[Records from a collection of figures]

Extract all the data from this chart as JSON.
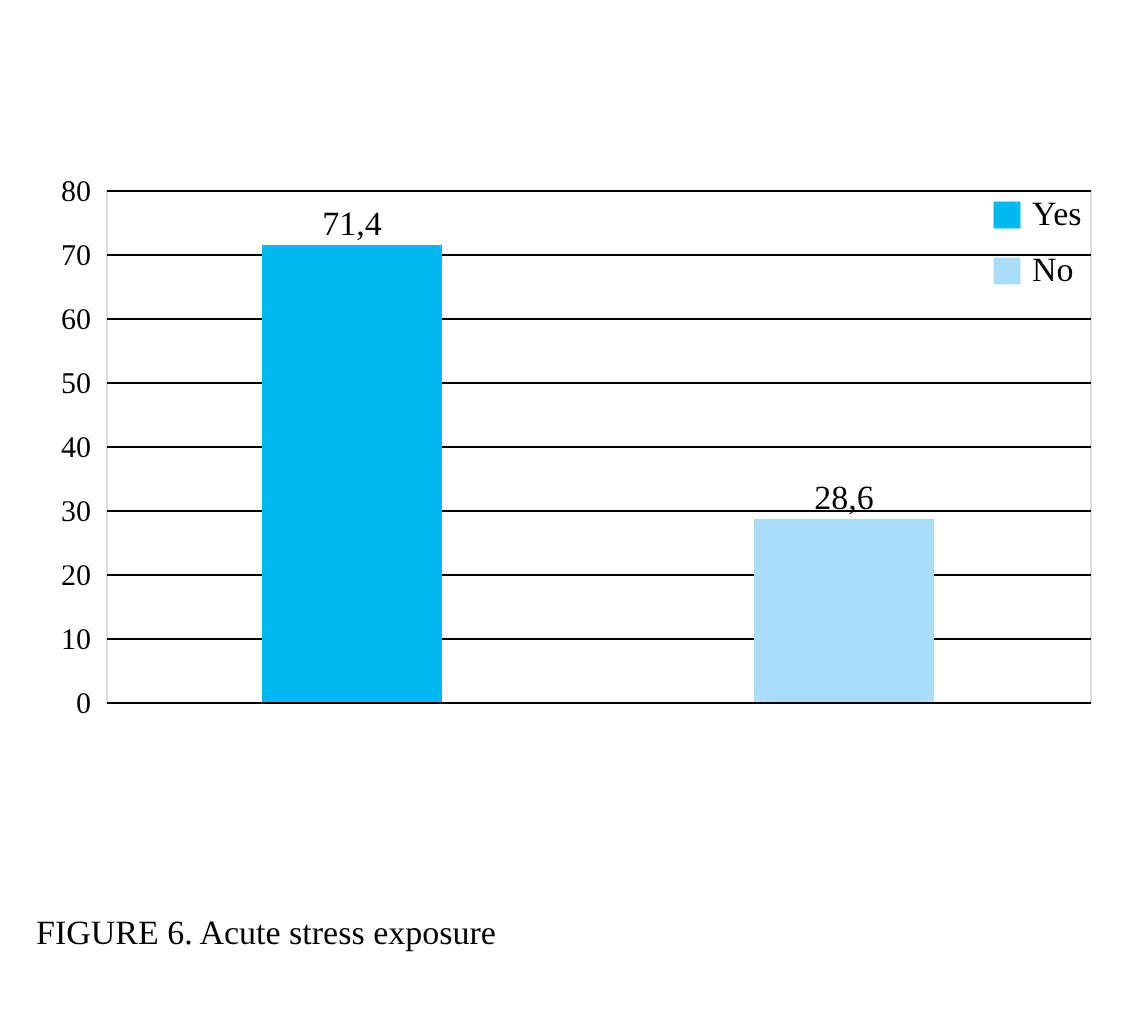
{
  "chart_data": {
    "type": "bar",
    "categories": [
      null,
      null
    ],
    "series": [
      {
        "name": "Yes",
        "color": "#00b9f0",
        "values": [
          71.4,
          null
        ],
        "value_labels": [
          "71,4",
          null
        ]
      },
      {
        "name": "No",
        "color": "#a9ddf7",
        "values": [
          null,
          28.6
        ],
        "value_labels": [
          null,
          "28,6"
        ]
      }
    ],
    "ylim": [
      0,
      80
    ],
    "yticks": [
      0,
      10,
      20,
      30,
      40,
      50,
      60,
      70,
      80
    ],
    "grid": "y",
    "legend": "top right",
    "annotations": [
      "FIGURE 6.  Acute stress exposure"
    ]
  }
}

■ **GIVEN TASK**:
Reproduce every entry word for word, but skip any pictures.

■ **PROBLEM SOLUTION**:
Extract all the data from this chart as JSON.
{
  "chart_data": {
    "type": "bar",
    "categories": [
      null,
      null
    ],
    "series": [
      {
        "name": "Yes",
        "color": "#00b9f0",
        "values": [
          71.4,
          null
        ],
        "value_labels": [
          "71,4",
          null
        ]
      },
      {
        "name": "No",
        "color": "#a9ddf7",
        "values": [
          null,
          28.6
        ],
        "value_labels": [
          null,
          "28,6"
        ]
      }
    ],
    "ylim": [
      0,
      80
    ],
    "yticks": [
      0,
      10,
      20,
      30,
      40,
      50,
      60,
      70,
      80
    ],
    "grid": "y",
    "legend": "top right",
    "annotations": [
      "FIGURE 6.  Acute stress exposure"
    ]
  }
}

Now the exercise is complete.